Task — Write out all the entries word for word, but skip any images.

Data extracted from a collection
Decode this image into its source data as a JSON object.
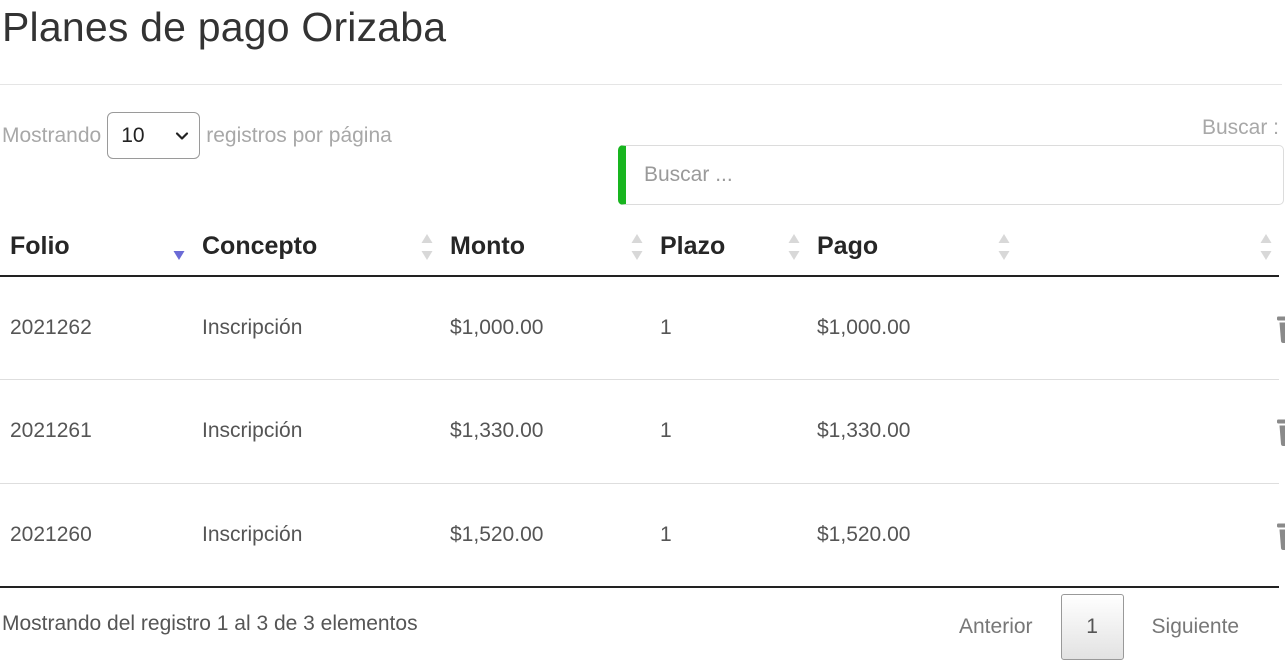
{
  "page": {
    "title": "Planes de pago Orizaba"
  },
  "length_control": {
    "prefix": "Mostrando",
    "selected": "10",
    "suffix": "registros por página"
  },
  "search": {
    "label": "Buscar :",
    "placeholder": "Buscar ...",
    "value": ""
  },
  "table": {
    "columns": [
      "Folio",
      "Concepto",
      "Monto",
      "Plazo",
      "Pago",
      ""
    ],
    "sorted_column": "Folio",
    "sort_direction": "descending",
    "rows": [
      {
        "folio": "2021262",
        "concepto": "Inscripción",
        "monto": "$1,000.00",
        "plazo": "1",
        "pago": "$1,000.00",
        "action_icon": "trash-icon"
      },
      {
        "folio": "2021261",
        "concepto": "Inscripción",
        "monto": "$1,330.00",
        "plazo": "1",
        "pago": "$1,330.00",
        "action_icon": "trash-icon"
      },
      {
        "folio": "2021260",
        "concepto": "Inscripción",
        "monto": "$1,520.00",
        "plazo": "1",
        "pago": "$1,520.00",
        "action_icon": "trash-icon"
      }
    ]
  },
  "footer": {
    "info": "Mostrando del registro 1 al 3 de 3 elementos",
    "pagination": {
      "previous": "Anterior",
      "current": "1",
      "next": "Siguiente"
    }
  },
  "colors": {
    "search_accent": "#18b51f",
    "sort_active": "#6b6bd6",
    "sort_inactive": "#d8d8d8",
    "icon_gray": "#8a8a8a"
  }
}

Result below —
Decode this image into its source data as a JSON object.
{
  "page": {
    "title": "Planes de pago Orizaba"
  },
  "length_control": {
    "prefix": "Mostrando",
    "selected": "10",
    "suffix": "registros por página"
  },
  "search": {
    "label": "Buscar :",
    "placeholder": "Buscar ...",
    "value": ""
  },
  "table": {
    "columns": [
      "Folio",
      "Concepto",
      "Monto",
      "Plazo",
      "Pago",
      ""
    ],
    "sorted_column": "Folio",
    "sort_direction": "descending",
    "rows": [
      {
        "folio": "2021262",
        "concepto": "Inscripción",
        "monto": "$1,000.00",
        "plazo": "1",
        "pago": "$1,000.00",
        "action_icon": "trash-icon"
      },
      {
        "folio": "2021261",
        "concepto": "Inscripción",
        "monto": "$1,330.00",
        "plazo": "1",
        "pago": "$1,330.00",
        "action_icon": "trash-icon"
      },
      {
        "folio": "2021260",
        "concepto": "Inscripción",
        "monto": "$1,520.00",
        "plazo": "1",
        "pago": "$1,520.00",
        "action_icon": "trash-icon"
      }
    ]
  },
  "footer": {
    "info": "Mostrando del registro 1 al 3 de 3 elementos",
    "pagination": {
      "previous": "Anterior",
      "current": "1",
      "next": "Siguiente"
    }
  },
  "colors": {
    "search_accent": "#18b51f",
    "sort_active": "#6b6bd6",
    "sort_inactive": "#d8d8d8",
    "icon_gray": "#8a8a8a"
  }
}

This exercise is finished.